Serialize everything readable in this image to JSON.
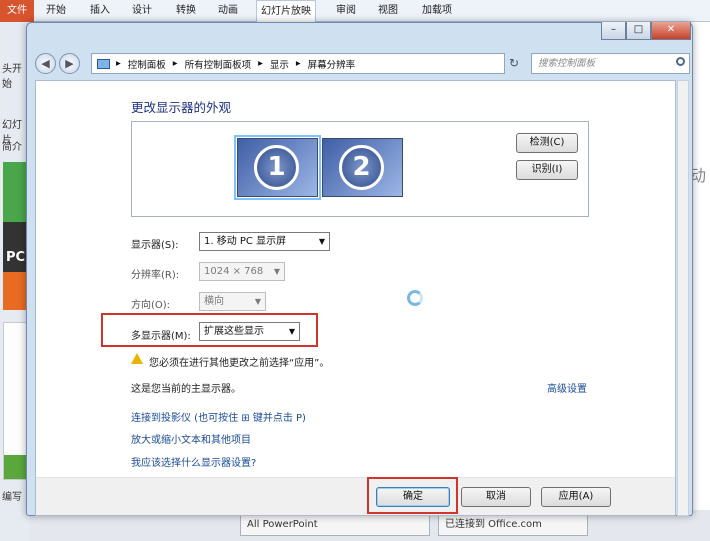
{
  "ppt": {
    "file_tab": "文件",
    "tabs": [
      "开始",
      "插入",
      "设计",
      "转换",
      "动画",
      "幻灯片放映",
      "审阅",
      "视图",
      "加载项"
    ],
    "left_snippets": [
      "头开始",
      "幻灯片",
      "简介"
    ],
    "thumb_text": "PC",
    "bottom_left": "编写",
    "status_left": "All PowerPoint",
    "status_right": "已连接到 Office.com",
    "right_char": "动"
  },
  "window": {
    "controls": {
      "minimize": "–",
      "maximize": "□",
      "close": "✕"
    },
    "back_glyph": "◀",
    "forward_glyph": "▶",
    "breadcrumb": [
      "控制面板",
      "所有控制面板项",
      "显示",
      "屏幕分辨率"
    ],
    "breadcrumb_sep": "▸",
    "refresh_glyph": "↻",
    "search_placeholder": "搜索控制面板"
  },
  "page": {
    "title": "更改显示器的外观",
    "monitor1": "1",
    "monitor2": "2",
    "detect_button": "检测(C)",
    "identify_button": "识别(I)",
    "display_label": "显示器(S):",
    "display_value": "1. 移动 PC 显示屏",
    "resolution_label": "分辨率(R):",
    "resolution_value": "1024 × 768",
    "orientation_label": "方向(O):",
    "orientation_value": "横向",
    "multi_label": "多显示器(M):",
    "multi_value": "扩展这些显示",
    "warning": "您必须在进行其他更改之前选择“应用”。",
    "primary_note": "这是您当前的主显示器。",
    "advanced_link": "高级设置",
    "link_projector": "连接到投影仪 (也可按住 ⊞ 键并点击 P)",
    "link_text_size": "放大或缩小文本和其他项目",
    "link_which": "我应该选择什么显示器设置?",
    "ok_button": "确定",
    "cancel_button": "取消",
    "apply_button": "应用(A)"
  }
}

◆ WHAT YOU WILL DO ◆
Leave out the pictures and copy the rest of the material above exactly.

◆ EXERCISE OUTPUT ◆
Serialize everything readable in this image to JSON.
{
  "ppt": {
    "file_tab": "文件",
    "tabs": [
      "开始",
      "插入",
      "设计",
      "转换",
      "动画",
      "幻灯片放映",
      "审阅",
      "视图",
      "加载项"
    ],
    "left_snippets": [
      "头开始",
      "幻灯片",
      "简介"
    ],
    "thumb_text": "PC",
    "bottom_left": "编写",
    "status_left": "All PowerPoint",
    "status_right": "已连接到 Office.com",
    "right_char": "动"
  },
  "window": {
    "controls": {
      "minimize": "–",
      "maximize": "□",
      "close": "✕"
    },
    "back_glyph": "◀",
    "forward_glyph": "▶",
    "breadcrumb": [
      "控制面板",
      "所有控制面板项",
      "显示",
      "屏幕分辨率"
    ],
    "breadcrumb_sep": "▸",
    "refresh_glyph": "↻",
    "search_placeholder": "搜索控制面板"
  },
  "page": {
    "title": "更改显示器的外观",
    "monitor1": "1",
    "monitor2": "2",
    "detect_button": "检测(C)",
    "identify_button": "识别(I)",
    "display_label": "显示器(S):",
    "display_value": "1. 移动 PC 显示屏",
    "resolution_label": "分辨率(R):",
    "resolution_value": "1024 × 768",
    "orientation_label": "方向(O):",
    "orientation_value": "横向",
    "multi_label": "多显示器(M):",
    "multi_value": "扩展这些显示",
    "warning": "您必须在进行其他更改之前选择“应用”。",
    "primary_note": "这是您当前的主显示器。",
    "advanced_link": "高级设置",
    "link_projector": "连接到投影仪 (也可按住 ⊞ 键并点击 P)",
    "link_text_size": "放大或缩小文本和其他项目",
    "link_which": "我应该选择什么显示器设置?",
    "ok_button": "确定",
    "cancel_button": "取消",
    "apply_button": "应用(A)"
  }
}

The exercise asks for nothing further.